:: Records to process ::

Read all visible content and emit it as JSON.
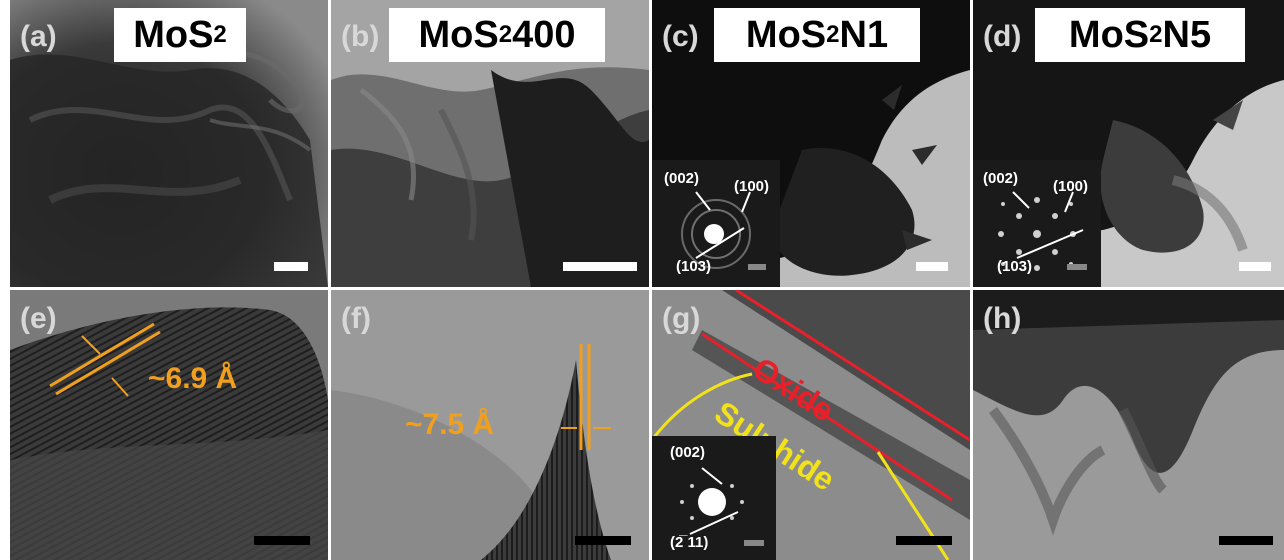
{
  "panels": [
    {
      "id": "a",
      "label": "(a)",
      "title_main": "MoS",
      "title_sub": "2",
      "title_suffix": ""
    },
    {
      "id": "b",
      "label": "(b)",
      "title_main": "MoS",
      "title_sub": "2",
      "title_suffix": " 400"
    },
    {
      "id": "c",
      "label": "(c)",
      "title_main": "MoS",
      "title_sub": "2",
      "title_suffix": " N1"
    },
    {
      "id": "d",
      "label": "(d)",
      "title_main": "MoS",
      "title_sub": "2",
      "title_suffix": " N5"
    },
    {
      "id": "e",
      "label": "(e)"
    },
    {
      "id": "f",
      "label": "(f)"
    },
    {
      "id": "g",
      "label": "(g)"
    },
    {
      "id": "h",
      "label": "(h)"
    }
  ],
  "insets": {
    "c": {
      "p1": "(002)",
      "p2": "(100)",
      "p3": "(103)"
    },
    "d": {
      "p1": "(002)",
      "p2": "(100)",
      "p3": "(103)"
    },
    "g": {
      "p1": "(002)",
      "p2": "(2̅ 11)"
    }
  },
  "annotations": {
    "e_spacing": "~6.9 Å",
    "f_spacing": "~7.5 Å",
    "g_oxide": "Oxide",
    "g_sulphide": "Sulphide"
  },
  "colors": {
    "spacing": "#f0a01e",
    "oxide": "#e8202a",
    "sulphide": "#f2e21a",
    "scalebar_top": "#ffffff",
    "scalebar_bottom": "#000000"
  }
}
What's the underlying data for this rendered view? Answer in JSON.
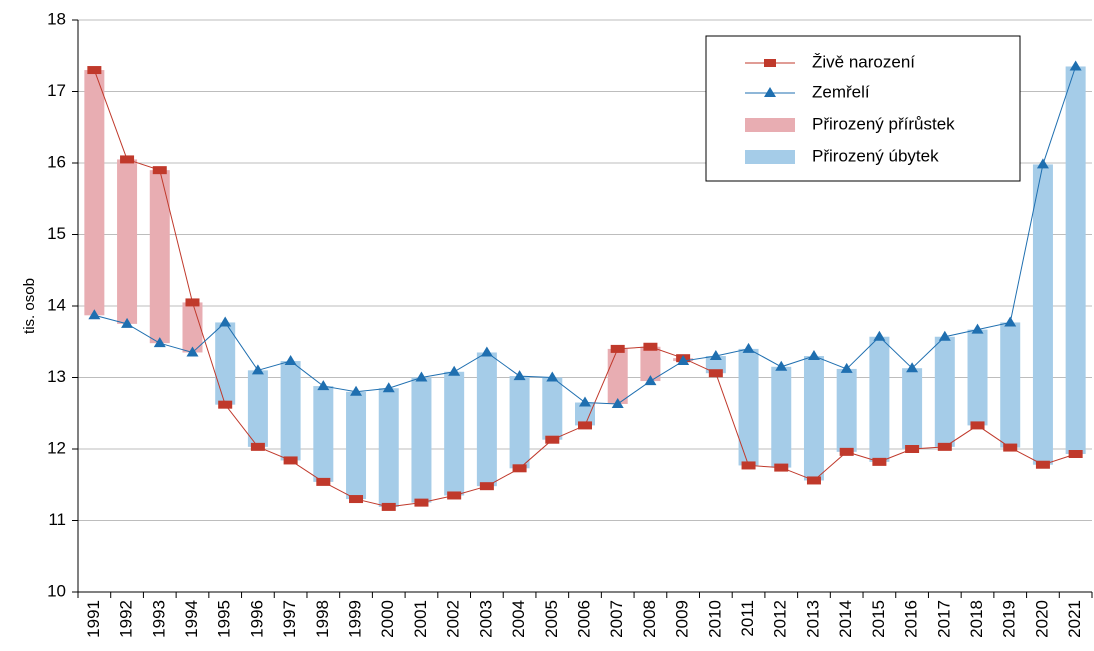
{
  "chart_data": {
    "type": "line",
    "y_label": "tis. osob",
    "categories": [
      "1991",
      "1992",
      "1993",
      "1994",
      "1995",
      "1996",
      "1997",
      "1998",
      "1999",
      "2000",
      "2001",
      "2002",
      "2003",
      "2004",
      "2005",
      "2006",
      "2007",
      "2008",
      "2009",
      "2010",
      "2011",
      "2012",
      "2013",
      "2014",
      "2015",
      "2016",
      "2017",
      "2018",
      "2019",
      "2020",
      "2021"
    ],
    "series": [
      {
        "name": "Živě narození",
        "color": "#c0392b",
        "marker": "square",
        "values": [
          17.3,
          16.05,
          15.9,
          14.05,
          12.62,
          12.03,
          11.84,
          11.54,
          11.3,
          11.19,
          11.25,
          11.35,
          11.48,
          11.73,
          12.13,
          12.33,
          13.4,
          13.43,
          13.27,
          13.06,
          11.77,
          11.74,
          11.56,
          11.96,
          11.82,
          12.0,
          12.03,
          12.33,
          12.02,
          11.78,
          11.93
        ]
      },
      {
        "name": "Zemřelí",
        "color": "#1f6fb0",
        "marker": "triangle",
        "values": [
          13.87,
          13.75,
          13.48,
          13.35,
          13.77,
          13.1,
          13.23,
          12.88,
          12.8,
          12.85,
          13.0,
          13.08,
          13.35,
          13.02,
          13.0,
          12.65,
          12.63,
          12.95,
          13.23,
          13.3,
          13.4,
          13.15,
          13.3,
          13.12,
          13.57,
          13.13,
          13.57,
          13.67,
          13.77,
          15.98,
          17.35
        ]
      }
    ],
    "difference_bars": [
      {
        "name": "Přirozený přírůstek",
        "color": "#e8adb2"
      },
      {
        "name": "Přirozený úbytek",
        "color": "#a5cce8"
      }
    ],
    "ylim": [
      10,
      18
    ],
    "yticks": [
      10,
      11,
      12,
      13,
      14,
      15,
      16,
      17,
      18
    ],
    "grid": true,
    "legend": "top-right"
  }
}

:::

Problem to solve - Find each line in the records holding the string "name" and show it.

Response to this exercise -
        "name": "Živě narození",
        "name": "Zemřelí",
        "name": "Přirozený přírůstek",
        "name": "Přirozený úbytek",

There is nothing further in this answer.